-- Short exercise --
Give the number of lines in the listing below that include the word "artistes", with nothing more.
• • •
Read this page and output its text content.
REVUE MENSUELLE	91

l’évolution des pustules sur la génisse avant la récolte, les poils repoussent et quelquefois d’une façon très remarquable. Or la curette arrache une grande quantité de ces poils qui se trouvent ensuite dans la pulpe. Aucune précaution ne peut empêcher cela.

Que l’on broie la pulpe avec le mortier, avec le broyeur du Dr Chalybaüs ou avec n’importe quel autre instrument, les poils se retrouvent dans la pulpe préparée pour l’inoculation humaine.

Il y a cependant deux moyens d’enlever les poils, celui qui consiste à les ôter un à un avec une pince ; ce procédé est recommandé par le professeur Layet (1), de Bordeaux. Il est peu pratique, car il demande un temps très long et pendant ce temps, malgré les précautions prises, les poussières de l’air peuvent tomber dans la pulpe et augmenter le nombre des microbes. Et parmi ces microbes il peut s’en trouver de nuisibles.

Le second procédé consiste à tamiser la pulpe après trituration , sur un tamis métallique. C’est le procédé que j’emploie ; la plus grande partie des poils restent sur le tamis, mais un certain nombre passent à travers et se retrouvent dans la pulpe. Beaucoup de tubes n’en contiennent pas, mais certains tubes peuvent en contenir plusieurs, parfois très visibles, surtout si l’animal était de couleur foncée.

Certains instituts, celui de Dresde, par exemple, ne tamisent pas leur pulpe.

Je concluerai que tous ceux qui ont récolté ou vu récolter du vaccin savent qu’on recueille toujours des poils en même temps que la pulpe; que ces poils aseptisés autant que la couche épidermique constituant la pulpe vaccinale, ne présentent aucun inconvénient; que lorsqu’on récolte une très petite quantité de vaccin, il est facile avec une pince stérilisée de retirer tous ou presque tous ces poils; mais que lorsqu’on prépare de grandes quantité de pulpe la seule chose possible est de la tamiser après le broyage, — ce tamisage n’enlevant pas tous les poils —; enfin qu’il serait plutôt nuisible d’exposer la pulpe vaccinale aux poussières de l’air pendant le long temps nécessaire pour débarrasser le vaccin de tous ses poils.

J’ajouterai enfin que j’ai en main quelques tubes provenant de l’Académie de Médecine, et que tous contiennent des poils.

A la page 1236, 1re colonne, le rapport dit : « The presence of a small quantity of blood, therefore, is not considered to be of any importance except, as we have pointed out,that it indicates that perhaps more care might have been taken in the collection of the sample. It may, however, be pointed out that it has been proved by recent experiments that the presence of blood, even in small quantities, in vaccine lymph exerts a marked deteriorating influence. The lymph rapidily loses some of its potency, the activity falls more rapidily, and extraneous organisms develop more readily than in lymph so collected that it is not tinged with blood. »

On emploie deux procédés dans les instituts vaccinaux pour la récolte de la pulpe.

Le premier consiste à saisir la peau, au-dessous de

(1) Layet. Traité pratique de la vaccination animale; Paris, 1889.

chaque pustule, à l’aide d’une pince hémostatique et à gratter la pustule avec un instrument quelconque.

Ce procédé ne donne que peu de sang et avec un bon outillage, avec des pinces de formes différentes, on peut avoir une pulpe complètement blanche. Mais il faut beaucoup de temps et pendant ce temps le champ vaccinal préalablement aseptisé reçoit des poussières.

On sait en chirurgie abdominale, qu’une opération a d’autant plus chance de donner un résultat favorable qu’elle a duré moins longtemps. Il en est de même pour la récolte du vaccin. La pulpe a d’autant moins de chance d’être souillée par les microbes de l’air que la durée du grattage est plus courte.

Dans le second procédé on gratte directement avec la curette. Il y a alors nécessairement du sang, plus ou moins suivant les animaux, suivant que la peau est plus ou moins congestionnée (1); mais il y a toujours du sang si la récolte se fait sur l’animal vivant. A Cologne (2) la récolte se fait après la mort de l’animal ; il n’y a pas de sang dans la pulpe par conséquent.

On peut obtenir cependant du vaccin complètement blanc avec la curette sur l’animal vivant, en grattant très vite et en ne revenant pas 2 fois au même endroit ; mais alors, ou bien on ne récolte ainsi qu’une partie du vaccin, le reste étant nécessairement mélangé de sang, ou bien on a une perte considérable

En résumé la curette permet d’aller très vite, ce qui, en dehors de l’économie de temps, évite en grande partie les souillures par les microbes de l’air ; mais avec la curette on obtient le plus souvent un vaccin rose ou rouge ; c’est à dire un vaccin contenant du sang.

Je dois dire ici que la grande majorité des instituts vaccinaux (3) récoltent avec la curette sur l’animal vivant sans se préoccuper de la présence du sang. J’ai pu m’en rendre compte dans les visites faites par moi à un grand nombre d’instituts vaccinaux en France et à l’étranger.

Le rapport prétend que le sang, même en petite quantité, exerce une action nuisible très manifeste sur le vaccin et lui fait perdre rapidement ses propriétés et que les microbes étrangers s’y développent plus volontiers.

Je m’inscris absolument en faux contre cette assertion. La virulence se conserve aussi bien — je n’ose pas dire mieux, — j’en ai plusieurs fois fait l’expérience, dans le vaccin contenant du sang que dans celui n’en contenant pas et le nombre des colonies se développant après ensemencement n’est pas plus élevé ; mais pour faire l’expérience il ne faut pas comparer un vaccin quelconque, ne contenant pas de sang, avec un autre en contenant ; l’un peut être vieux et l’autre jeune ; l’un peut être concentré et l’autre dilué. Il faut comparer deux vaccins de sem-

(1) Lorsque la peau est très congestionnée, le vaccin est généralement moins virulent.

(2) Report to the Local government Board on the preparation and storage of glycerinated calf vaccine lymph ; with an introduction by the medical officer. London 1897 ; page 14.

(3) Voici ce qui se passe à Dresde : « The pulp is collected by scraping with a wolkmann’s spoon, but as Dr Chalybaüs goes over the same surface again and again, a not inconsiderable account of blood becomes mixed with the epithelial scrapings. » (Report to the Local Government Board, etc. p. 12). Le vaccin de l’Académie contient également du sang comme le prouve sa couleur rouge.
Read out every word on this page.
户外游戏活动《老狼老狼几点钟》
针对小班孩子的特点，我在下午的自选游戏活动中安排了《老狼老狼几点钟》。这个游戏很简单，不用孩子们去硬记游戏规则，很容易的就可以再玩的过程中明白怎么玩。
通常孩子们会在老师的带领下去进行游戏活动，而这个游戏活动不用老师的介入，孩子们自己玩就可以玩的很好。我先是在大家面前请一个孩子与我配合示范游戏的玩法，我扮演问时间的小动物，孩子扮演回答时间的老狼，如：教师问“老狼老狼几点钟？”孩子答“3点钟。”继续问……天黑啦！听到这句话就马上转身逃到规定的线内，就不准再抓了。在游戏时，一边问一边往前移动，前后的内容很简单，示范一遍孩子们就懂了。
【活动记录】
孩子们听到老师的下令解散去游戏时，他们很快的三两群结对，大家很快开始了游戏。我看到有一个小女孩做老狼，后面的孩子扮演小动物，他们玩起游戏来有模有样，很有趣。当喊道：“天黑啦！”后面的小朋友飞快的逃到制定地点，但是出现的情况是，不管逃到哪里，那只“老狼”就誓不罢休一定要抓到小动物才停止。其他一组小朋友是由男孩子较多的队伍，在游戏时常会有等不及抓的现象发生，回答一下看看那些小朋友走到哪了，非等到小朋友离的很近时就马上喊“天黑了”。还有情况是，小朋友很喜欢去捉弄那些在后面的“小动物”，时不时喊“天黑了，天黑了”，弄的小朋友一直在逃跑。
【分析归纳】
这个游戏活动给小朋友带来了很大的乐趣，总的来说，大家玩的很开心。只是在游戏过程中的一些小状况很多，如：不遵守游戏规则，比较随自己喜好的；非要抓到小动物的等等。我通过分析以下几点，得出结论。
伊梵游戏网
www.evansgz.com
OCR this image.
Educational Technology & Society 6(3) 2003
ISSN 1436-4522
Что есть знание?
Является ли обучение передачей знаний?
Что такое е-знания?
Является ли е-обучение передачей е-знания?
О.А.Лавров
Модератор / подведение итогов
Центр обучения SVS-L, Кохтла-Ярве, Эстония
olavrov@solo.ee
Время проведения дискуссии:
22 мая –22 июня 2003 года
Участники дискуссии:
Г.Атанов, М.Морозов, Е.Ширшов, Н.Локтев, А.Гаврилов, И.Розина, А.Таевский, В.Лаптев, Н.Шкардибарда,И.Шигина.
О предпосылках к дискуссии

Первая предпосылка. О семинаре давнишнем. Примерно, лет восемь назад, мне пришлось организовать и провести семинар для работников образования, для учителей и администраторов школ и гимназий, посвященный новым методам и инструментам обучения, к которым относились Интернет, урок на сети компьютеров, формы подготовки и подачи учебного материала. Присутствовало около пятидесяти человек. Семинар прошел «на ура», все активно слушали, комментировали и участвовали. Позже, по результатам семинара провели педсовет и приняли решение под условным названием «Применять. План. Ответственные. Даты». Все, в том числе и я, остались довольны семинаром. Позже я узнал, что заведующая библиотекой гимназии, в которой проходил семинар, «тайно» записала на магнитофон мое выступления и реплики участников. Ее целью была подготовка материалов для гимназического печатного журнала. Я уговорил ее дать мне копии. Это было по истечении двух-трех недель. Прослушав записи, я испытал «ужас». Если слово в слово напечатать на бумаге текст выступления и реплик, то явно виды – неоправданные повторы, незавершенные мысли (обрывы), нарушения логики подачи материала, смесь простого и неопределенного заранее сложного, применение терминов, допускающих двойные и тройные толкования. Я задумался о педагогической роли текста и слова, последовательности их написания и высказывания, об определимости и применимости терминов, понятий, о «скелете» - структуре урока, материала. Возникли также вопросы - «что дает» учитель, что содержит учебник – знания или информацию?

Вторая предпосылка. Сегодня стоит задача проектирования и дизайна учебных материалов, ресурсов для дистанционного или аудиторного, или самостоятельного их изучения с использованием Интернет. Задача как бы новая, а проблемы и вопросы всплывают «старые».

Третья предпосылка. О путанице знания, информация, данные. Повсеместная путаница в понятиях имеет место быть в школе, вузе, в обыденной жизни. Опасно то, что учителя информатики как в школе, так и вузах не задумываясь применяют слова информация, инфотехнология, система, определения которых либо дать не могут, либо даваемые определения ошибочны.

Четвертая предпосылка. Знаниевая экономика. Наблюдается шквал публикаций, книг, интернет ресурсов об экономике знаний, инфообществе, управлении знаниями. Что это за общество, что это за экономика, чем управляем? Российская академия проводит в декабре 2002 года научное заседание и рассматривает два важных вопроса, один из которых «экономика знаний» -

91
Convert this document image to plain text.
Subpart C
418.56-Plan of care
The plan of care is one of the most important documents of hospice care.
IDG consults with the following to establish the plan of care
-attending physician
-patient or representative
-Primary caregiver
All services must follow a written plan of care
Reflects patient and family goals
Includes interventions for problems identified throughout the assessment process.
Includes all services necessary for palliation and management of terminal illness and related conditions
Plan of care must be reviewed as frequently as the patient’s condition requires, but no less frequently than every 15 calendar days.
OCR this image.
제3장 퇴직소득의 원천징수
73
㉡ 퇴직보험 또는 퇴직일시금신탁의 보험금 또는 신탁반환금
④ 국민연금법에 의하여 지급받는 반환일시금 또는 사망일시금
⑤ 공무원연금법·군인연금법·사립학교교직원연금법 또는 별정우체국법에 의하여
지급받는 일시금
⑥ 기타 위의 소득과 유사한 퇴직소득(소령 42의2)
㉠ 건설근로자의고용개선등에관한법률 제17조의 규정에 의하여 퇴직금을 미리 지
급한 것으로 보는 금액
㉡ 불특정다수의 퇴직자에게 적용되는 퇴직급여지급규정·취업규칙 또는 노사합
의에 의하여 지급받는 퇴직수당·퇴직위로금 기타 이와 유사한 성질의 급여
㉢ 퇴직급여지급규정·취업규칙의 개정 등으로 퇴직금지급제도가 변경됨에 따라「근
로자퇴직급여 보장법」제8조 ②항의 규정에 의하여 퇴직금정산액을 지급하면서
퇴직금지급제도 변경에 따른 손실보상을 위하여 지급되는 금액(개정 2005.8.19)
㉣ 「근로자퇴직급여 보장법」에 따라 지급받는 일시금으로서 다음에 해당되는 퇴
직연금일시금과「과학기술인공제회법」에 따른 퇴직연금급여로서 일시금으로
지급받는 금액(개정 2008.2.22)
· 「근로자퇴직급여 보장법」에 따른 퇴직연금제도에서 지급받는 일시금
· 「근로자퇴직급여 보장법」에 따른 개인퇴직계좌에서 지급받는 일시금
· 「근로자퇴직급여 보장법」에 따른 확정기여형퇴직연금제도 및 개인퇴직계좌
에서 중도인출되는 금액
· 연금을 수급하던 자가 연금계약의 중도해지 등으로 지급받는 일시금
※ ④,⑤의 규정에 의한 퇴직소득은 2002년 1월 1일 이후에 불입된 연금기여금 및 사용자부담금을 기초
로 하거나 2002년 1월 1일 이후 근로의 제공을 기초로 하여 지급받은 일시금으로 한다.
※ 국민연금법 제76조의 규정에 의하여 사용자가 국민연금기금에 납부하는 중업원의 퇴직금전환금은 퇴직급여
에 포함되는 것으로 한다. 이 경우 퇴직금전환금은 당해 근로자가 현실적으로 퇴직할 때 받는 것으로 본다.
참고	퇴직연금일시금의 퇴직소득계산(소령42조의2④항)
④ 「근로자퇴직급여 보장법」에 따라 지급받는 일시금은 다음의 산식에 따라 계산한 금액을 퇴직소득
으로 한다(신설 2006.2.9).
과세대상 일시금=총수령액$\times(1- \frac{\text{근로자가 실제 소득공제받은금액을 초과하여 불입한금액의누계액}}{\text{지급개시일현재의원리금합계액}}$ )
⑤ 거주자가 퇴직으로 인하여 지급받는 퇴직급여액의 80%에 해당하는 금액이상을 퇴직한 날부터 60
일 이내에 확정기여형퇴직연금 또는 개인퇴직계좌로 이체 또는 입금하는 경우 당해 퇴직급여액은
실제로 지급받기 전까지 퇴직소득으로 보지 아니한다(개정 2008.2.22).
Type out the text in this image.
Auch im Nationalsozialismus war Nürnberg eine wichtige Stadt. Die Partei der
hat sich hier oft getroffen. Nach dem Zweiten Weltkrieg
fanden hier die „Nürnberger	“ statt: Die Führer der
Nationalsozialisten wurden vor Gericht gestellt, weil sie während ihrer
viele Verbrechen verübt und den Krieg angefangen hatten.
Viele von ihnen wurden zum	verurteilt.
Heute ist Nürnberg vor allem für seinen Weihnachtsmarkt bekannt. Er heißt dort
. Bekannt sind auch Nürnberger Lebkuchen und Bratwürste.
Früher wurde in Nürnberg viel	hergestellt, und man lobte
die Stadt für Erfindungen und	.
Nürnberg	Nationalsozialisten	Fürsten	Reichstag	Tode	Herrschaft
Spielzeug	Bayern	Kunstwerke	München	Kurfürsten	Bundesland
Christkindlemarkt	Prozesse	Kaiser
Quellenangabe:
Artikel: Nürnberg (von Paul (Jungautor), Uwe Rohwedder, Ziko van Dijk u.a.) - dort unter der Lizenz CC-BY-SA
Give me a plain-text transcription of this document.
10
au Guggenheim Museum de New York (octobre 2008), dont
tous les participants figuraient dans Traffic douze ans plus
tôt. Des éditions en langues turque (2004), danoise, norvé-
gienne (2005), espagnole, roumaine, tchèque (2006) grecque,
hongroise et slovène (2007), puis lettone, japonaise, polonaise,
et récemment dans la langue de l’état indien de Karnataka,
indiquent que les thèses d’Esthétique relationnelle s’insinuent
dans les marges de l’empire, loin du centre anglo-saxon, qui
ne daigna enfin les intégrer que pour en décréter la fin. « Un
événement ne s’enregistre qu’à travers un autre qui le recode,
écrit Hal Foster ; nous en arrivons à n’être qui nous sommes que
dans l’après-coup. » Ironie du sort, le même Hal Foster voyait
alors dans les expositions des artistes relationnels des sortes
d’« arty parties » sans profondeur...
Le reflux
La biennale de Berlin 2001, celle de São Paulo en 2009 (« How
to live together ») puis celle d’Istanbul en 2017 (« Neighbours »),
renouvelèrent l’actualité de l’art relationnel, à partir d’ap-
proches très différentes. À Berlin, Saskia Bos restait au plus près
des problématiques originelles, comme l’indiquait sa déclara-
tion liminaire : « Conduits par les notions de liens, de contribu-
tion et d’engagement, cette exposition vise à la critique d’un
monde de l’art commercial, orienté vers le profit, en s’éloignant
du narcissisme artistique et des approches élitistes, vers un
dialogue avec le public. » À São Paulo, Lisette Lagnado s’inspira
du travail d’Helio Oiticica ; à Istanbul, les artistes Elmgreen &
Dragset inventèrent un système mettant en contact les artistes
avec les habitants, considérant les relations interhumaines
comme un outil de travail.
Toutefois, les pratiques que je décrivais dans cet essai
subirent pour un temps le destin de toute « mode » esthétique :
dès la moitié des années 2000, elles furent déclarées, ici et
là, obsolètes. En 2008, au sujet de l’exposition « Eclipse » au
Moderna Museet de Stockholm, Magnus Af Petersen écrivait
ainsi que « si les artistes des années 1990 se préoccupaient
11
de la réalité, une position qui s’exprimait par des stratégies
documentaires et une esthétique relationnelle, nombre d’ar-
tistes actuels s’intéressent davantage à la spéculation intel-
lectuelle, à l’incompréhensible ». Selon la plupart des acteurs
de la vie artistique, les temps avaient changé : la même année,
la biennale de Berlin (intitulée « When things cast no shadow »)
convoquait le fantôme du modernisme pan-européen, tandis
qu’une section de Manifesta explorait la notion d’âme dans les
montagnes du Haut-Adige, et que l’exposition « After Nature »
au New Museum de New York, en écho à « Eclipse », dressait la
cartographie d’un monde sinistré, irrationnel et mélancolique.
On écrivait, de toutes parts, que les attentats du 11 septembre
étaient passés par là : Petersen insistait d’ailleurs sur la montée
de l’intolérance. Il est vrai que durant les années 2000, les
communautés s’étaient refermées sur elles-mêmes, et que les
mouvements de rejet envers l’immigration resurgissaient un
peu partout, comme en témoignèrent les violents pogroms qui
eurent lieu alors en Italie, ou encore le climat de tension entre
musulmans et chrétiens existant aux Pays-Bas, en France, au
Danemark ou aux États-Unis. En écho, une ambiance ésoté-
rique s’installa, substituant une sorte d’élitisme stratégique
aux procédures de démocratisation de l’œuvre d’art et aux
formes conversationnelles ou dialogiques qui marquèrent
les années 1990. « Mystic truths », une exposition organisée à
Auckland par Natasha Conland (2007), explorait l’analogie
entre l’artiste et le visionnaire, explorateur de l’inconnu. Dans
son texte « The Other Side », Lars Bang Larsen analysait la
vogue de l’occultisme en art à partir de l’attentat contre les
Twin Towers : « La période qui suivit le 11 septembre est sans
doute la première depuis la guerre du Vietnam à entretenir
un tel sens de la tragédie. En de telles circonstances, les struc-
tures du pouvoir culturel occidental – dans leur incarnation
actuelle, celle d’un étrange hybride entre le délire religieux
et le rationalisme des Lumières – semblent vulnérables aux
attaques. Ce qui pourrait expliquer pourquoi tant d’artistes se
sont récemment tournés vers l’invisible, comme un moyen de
• • •
-- Response to this task --
5